#### EXERCISE DIRECTIONS
Repeat the material exactly as it appears.

• • • • •

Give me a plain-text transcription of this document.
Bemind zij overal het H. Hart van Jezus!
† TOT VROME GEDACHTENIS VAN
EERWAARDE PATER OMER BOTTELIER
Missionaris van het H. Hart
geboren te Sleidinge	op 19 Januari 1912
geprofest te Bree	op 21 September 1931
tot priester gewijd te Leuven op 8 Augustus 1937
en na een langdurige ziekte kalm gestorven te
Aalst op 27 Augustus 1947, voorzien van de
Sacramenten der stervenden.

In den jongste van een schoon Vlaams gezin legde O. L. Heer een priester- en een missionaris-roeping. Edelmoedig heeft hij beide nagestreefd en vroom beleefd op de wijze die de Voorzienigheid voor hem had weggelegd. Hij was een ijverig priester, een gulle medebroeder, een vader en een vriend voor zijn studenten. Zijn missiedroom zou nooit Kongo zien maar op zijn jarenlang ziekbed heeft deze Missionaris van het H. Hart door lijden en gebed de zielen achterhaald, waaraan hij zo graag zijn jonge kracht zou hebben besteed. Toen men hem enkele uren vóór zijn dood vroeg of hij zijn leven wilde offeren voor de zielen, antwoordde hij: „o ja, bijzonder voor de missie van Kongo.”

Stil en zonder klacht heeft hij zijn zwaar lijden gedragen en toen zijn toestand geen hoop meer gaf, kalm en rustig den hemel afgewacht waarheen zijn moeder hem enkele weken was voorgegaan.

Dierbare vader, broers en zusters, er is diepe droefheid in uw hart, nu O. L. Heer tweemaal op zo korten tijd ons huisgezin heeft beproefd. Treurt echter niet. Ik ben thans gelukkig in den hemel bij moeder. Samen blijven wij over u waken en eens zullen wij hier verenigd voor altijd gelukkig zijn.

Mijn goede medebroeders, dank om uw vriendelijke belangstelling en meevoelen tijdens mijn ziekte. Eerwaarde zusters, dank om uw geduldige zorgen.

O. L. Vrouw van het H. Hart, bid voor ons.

• • • • •

#### COMPLETE ANSWER
Give me a plain-text transcription of this document.
Bemind zij overal het H. Hart van Jezus!
† TOT VROME GEDACHTENIS VAN
EERWAARDE PATER OMER BOTTELIER
Missionaris van het H. Hart
geboren te Sleidinge	op 19 Januari 1912
geprofest te Bree	op 21 September 1931
tot priester gewijd te Leuven op 8 Augustus 1937
en na een langdurige ziekte kalm gestorven te
Aalst op 27 Augustus 1947, voorzien van de
Sacramenten der stervenden.

In den jongste van een schoon Vlaams gezin legde O. L. Heer een priester- en een missionaris-roeping. Edelmoedig heeft hij beide nagestreefd en vroom beleefd op de wijze die de Voorzienigheid voor hem had weggelegd. Hij was een ijverig priester, een gulle medebroeder, een vader en een vriend voor zijn studenten. Zijn missiedroom zou nooit Kongo zien maar op zijn jarenlang ziekbed heeft deze Missionaris van het H. Hart door lijden en gebed de zielen achterhaald, waaraan hij zo graag zijn jonge kracht zou hebben besteed. Toen men hem enkele uren vóór zijn dood vroeg of hij zijn leven wilde offeren voor de zielen, antwoordde hij: „o ja, bijzonder voor de missie van Kongo.”

Stil en zonder klacht heeft hij zijn zwaar lijden gedragen en toen zijn toestand geen hoop meer gaf, kalm en rustig den hemel afgewacht waarheen zijn moeder hem enkele weken was voorgegaan.

Dierbare vader, broers en zusters, er is diepe droefheid in uw hart, nu O. L. Heer tweemaal op zo korten tijd ons huisgezin heeft beproefd. Treurt echter niet. Ik ben thans gelukkig in den hemel bij moeder. Samen blijven wij over u waken en eens zullen wij hier verenigd voor altijd gelukkig zijn.

Mijn goede medebroeders, dank om uw vriendelijke belangstelling en meevoelen tijdens mijn ziekte. Eerwaarde zusters, dank om uw geduldige zorgen.

O. L. Vrouw van het H. Hart, bid voor ons.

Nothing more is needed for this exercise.